§ **Required work**
Report how many lines of the following entries include the string "Senza"; respond with the number alone.

─── Records supplied ───

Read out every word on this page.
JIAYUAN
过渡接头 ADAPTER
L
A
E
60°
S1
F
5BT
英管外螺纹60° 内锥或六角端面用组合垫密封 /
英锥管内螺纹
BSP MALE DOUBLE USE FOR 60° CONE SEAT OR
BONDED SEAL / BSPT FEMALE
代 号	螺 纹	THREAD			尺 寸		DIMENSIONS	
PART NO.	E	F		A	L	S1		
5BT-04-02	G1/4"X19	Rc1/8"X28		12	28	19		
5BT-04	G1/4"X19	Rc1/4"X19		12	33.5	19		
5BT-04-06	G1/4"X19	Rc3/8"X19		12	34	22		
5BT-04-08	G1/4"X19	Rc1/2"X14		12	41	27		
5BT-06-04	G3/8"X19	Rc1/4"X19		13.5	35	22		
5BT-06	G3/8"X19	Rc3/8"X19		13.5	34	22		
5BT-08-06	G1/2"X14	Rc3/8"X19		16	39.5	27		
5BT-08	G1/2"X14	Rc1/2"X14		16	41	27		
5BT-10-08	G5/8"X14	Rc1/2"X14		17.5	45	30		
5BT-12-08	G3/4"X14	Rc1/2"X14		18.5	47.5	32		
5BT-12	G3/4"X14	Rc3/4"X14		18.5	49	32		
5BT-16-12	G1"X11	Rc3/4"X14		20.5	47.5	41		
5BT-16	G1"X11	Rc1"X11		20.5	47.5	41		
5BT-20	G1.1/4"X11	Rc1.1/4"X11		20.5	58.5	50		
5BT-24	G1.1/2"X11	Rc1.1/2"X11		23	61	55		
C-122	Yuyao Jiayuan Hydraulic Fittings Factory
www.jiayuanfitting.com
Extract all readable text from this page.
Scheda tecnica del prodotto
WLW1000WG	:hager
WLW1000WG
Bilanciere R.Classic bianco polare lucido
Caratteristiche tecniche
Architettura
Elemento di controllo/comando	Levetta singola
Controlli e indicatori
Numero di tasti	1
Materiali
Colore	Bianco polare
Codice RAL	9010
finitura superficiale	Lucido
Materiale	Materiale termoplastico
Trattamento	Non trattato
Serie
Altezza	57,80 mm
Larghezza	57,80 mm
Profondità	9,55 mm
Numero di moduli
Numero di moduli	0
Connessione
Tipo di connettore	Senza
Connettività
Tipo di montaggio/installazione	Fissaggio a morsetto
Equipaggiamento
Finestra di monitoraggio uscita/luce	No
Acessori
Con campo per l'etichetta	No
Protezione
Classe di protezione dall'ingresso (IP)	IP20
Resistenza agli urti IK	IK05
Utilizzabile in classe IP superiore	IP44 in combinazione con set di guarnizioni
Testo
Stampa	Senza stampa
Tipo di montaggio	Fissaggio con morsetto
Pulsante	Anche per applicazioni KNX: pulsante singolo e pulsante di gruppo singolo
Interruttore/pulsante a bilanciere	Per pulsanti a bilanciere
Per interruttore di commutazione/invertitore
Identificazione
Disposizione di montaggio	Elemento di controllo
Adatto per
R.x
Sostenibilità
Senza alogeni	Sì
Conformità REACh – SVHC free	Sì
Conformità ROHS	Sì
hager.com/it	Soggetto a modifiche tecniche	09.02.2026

───

§ **Result of the exercise**
3